-- START Data section --
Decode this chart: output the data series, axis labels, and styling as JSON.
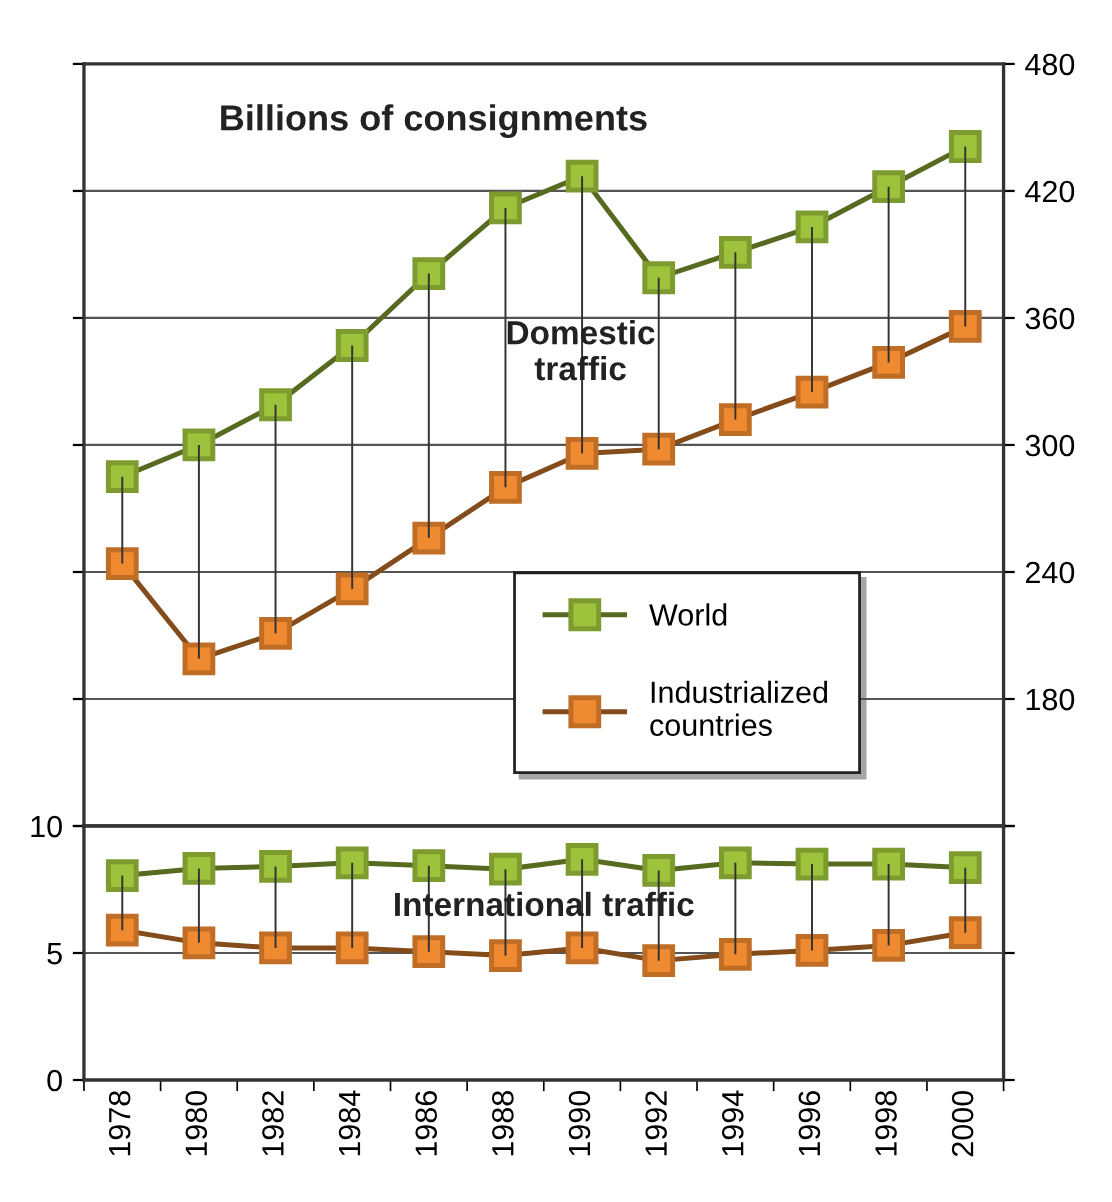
{
  "chart_data": [
    {
      "type": "line",
      "title": "Billions of consignments",
      "categories": [
        "1978",
        "1980",
        "1982",
        "1984",
        "1986",
        "1988",
        "1990",
        "1992",
        "1994",
        "1996",
        "1998",
        "2000"
      ],
      "series": [
        {
          "name": "World",
          "color": "#9dc23b",
          "values": [
            285,
            300,
            319,
            347,
            381,
            412,
            427,
            379,
            391,
            403,
            422,
            441
          ]
        },
        {
          "name": "Industrialized\ncountries",
          "color": "#f08a30",
          "values": [
            244,
            199,
            211,
            232,
            256,
            280,
            296,
            298,
            312,
            325,
            339,
            356
          ],
          "errors": [
            [
              244,
              285
            ],
            [
              199,
              300
            ],
            [
              211,
              319
            ],
            [
              232,
              347
            ],
            [
              256,
              381
            ],
            [
              280,
              412
            ],
            [
              296,
              427
            ],
            [
              298,
              379
            ],
            [
              312,
              391
            ],
            [
              325,
              403
            ],
            [
              339,
              422
            ],
            [
              356,
              441
            ]
          ]
        }
      ],
      "ylim": [
        120,
        480
      ],
      "yticks": [
        {
          "value": 120,
          "label": null
        },
        180,
        240,
        300,
        360,
        420,
        480
      ],
      "grid": "y",
      "legend": "bottom right",
      "marker": "square",
      "tick_labels": "y",
      "annotations": [
        "Domestic\ntraffic"
      ]
    },
    {
      "type": "line",
      "categories": [
        "1978",
        "1980",
        "1982",
        "1984",
        "1986",
        "1988",
        "1990",
        "1992",
        "1994",
        "1996",
        "1998",
        "2000"
      ],
      "series": [
        {
          "color": "#9dc23b",
          "values": [
            8.05,
            8.33,
            8.41,
            8.55,
            8.44,
            8.3,
            8.69,
            8.25,
            8.55,
            8.5,
            8.5,
            8.36
          ]
        },
        {
          "color": "#f08a30",
          "values": [
            5.9,
            5.4,
            5.2,
            5.2,
            5.05,
            4.9,
            5.2,
            4.7,
            4.95,
            5.1,
            5.3,
            5.8
          ],
          "errors": [
            [
              5.9,
              8.05
            ],
            [
              5.4,
              8.33
            ],
            [
              5.2,
              8.41
            ],
            [
              5.2,
              8.55
            ],
            [
              5.05,
              8.44
            ],
            [
              4.9,
              8.3
            ],
            [
              5.2,
              8.69
            ],
            [
              4.7,
              8.25
            ],
            [
              4.95,
              8.55
            ],
            [
              5.1,
              8.5
            ],
            [
              5.3,
              8.5
            ],
            [
              5.8,
              8.36
            ]
          ]
        }
      ],
      "ylim": [
        0,
        10
      ],
      "yticks": [
        0,
        5,
        10
      ],
      "grid": "y",
      "marker": "square",
      "annotations": [
        "International traffic"
      ]
    }
  ]
}
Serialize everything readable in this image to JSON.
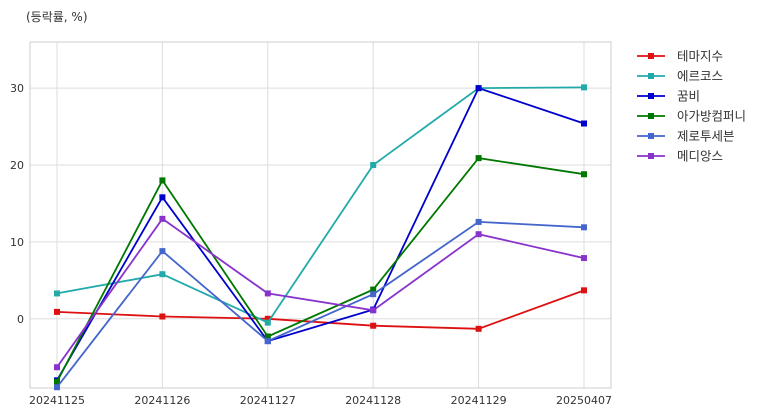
{
  "chart_data": {
    "type": "line",
    "unit_label": "(등락률, %)",
    "x": [
      "20241125",
      "20241126",
      "20241127",
      "20241128",
      "20241129",
      "20250407"
    ],
    "ylim": [
      -9,
      36
    ],
    "yticks": [
      0,
      10,
      20,
      30
    ],
    "grid": true,
    "legend_position": "outside-right",
    "series": [
      {
        "name": "테마지수",
        "color": "#dd1111",
        "values": [
          0.9,
          0.3,
          0.0,
          -0.9,
          -1.3,
          3.7
        ]
      },
      {
        "name": "에르코스",
        "color": "#22aaaa",
        "values": [
          3.3,
          5.8,
          -0.5,
          20.0,
          30.0,
          30.1
        ]
      },
      {
        "name": "꿈비",
        "color": "#0000cc",
        "values": [
          -8.0,
          15.8,
          -2.9,
          1.2,
          30.0,
          25.4
        ]
      },
      {
        "name": "아가방컴퍼니",
        "color": "#007700",
        "values": [
          -8.2,
          18.0,
          -2.3,
          3.8,
          20.9,
          18.8
        ]
      },
      {
        "name": "제로투세븐",
        "color": "#4466cc",
        "values": [
          -8.9,
          8.8,
          -2.9,
          3.2,
          12.6,
          11.9
        ]
      },
      {
        "name": "메디앙스",
        "color": "#8833cc",
        "values": [
          -6.3,
          13.0,
          3.3,
          1.1,
          11.0,
          7.9
        ]
      }
    ]
  }
}
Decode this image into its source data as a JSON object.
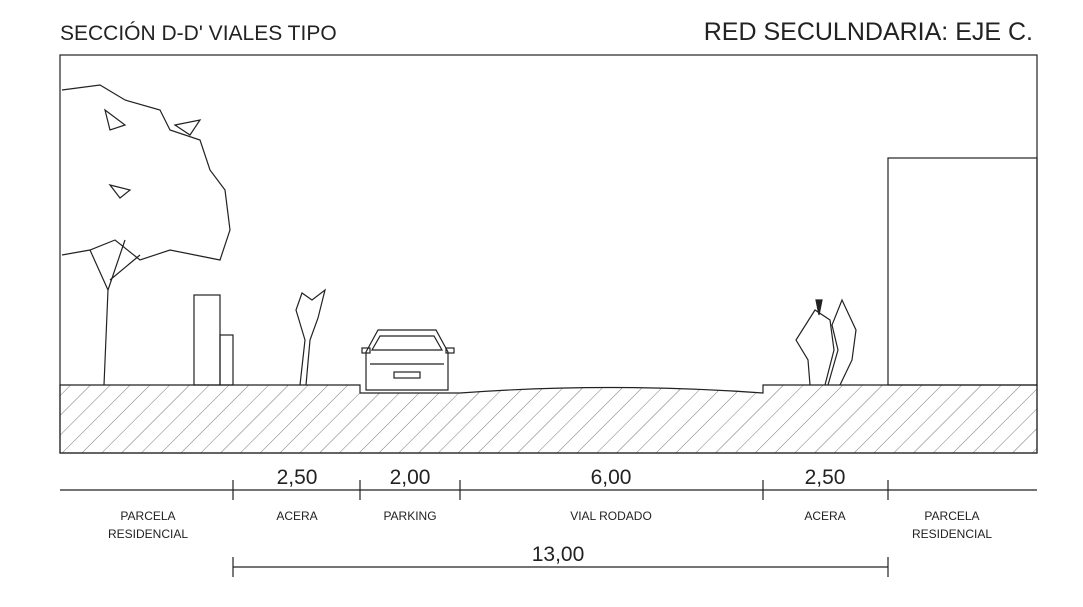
{
  "header": {
    "title": "SECCIÓN D-D'  VIALES TIPO",
    "subtitle": "RED SECULNDARIA:  EJE C."
  },
  "parcels": [
    {
      "label": [
        "PARCELA",
        "RESIDENCIAL"
      ]
    },
    {
      "label": [
        "PARCELA",
        "RESIDENCIAL"
      ]
    }
  ],
  "segments": [
    {
      "dimension": "2,50",
      "label": "ACERA"
    },
    {
      "dimension": "2,00",
      "label": "PARKING"
    },
    {
      "dimension": "6,00",
      "label": "VIAL RODADO"
    },
    {
      "dimension": "2,50",
      "label": "ACERA"
    }
  ],
  "total": "13,00"
}
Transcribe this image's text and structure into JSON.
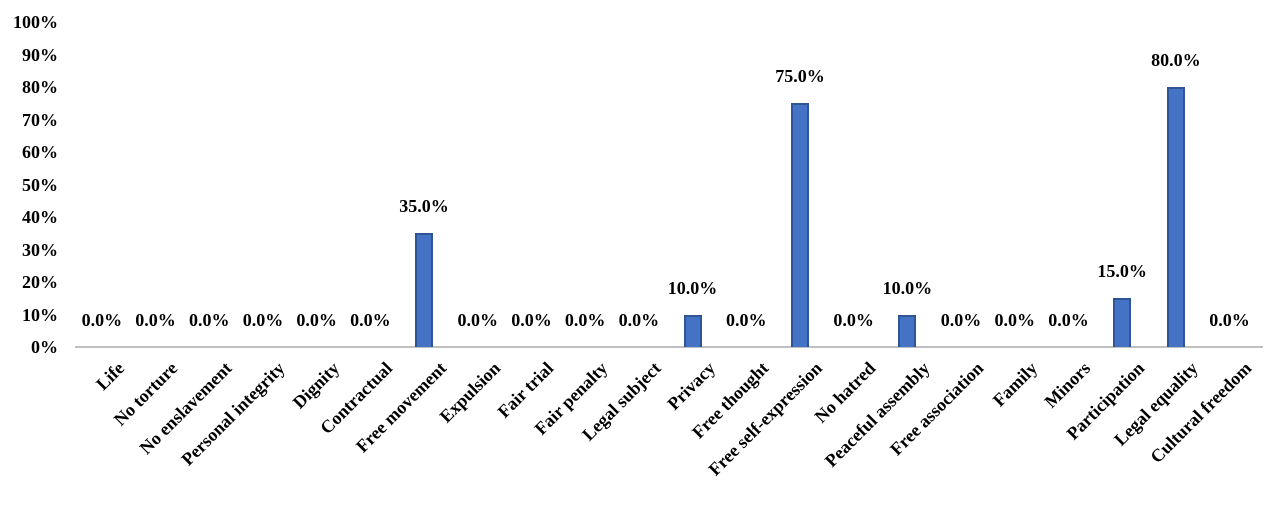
{
  "chart_data": {
    "type": "bar",
    "title": "",
    "xlabel": "",
    "ylabel": "",
    "legend": "none",
    "grid": "off",
    "ylim": [
      0,
      100
    ],
    "y_ticks": [
      "0%",
      "10%",
      "20%",
      "30%",
      "40%",
      "50%",
      "60%",
      "70%",
      "80%",
      "90%",
      "100%"
    ],
    "y_tick_values": [
      0,
      10,
      20,
      30,
      40,
      50,
      60,
      70,
      80,
      90,
      100
    ],
    "categories": [
      "Life",
      "No torture",
      "No enslavement",
      "Personal integrity",
      "Dignity",
      "Contractual",
      "Free movement",
      "Expulsion",
      "Fair trial",
      "Fair penalty",
      "Legal subject",
      "Privacy",
      "Free thought",
      "Free self-expression",
      "No hatred",
      "Peaceful assembly",
      "Free association",
      "Family",
      "Minors",
      "Participation",
      "Legal equality",
      "Cultural freedom"
    ],
    "values": [
      0,
      0,
      0,
      0,
      0,
      0,
      35,
      0,
      0,
      0,
      0,
      10,
      0,
      75,
      0,
      10,
      0,
      0,
      0,
      15,
      80,
      0
    ],
    "value_labels": [
      "0.0%",
      "0.0%",
      "0.0%",
      "0.0%",
      "0.0%",
      "0.0%",
      "35.0%",
      "0.0%",
      "0.0%",
      "0.0%",
      "0.0%",
      "10.0%",
      "0.0%",
      "75.0%",
      "0.0%",
      "10.0%",
      "0.0%",
      "0.0%",
      "0.0%",
      "15.0%",
      "80.0%",
      "0.0%"
    ],
    "colors": {
      "bar_fill": "#4472C4",
      "bar_border": "#2F5597",
      "axis_line": "#BFBFBF",
      "text": "#000000"
    }
  }
}
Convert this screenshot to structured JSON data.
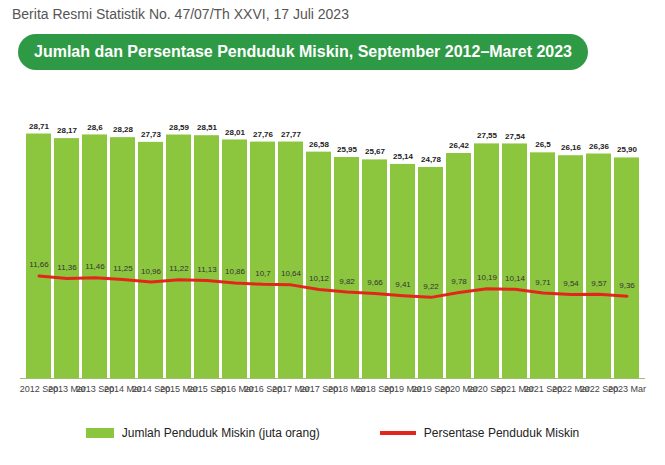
{
  "chart_data": {
    "type": "bar",
    "subtitle": "Berita Resmi Statistik No. 47/07/Th XXVI, 17 Juli 2023",
    "title": "Jumlah dan Persentase Penduduk Miskin, September 2012–Maret 2023",
    "categories": [
      "2012 Sep",
      "2013 Mar",
      "2013 Sep",
      "2014 Mar",
      "2014 Sep",
      "2015 Mar",
      "2015 Sep",
      "2016 Mar",
      "2016 Sep",
      "2017 Mar",
      "2017 Sep",
      "2018 Mar",
      "2018 Sep",
      "2019 Mar",
      "2019 Sep",
      "2020 Mar",
      "2020 Sep",
      "2021 Mar",
      "2021 Sep",
      "2022 Mar",
      "2022 Sep",
      "2023 Mar"
    ],
    "series": [
      {
        "name": "Jumlah Penduduk Miskin (juta orang)",
        "type": "bar",
        "color": "#8cc63f",
        "values": [
          28.71,
          28.17,
          28.6,
          28.28,
          27.73,
          28.59,
          28.51,
          28.01,
          27.76,
          27.77,
          26.58,
          25.95,
          25.67,
          25.14,
          24.78,
          26.42,
          27.55,
          27.54,
          26.5,
          26.16,
          26.36,
          25.9
        ],
        "value_labels": [
          "28,71",
          "28,17",
          "28,6",
          "28,28",
          "27,73",
          "28,59",
          "28,51",
          "28,01",
          "27,76",
          "27,77",
          "26,58",
          "25,95",
          "25,67",
          "25,14",
          "24,78",
          "26,42",
          "27,55",
          "27,54",
          "26,5",
          "26,16",
          "26,36",
          "25,90"
        ]
      },
      {
        "name": "Persentase Penduduk Miskin",
        "type": "line",
        "axis": "y2",
        "color": "#e3261c",
        "values": [
          11.66,
          11.36,
          11.46,
          11.25,
          10.96,
          11.22,
          11.13,
          10.86,
          10.7,
          10.64,
          10.12,
          9.82,
          9.66,
          9.41,
          9.22,
          9.78,
          10.19,
          10.14,
          9.71,
          9.54,
          9.57,
          9.36
        ],
        "value_labels": [
          "11,66",
          "11,36",
          "11,46",
          "11,25",
          "10,96",
          "11,22",
          "11,13",
          "10,86",
          "10,7",
          "10,64",
          "10,12",
          "9,82",
          "9,66",
          "9,41",
          "9,22",
          "9,78",
          "10,19",
          "10,14",
          "9,71",
          "9,54",
          "9,57",
          "9,36"
        ]
      }
    ],
    "ylim": [
      0,
      31
    ],
    "yticks": [],
    "y2lim": [
      0,
      30
    ],
    "y2ticks": [],
    "tick_labels": "x",
    "data_labels": true,
    "grid": false,
    "legend": "bottom"
  }
}
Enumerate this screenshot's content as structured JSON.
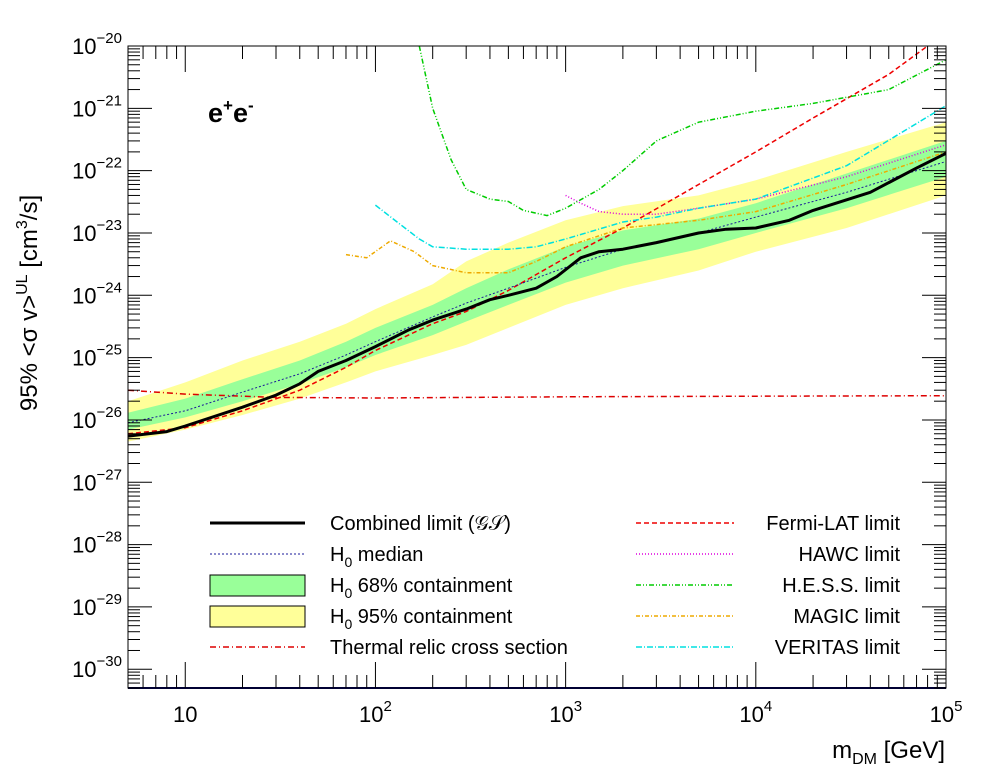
-- END Data section --
- [Requirements]: Look for "right" and pull out every line that has it.

- [Reply to the exercise]:
      "legend": "bottom right",
    "legend_position": "outside-right",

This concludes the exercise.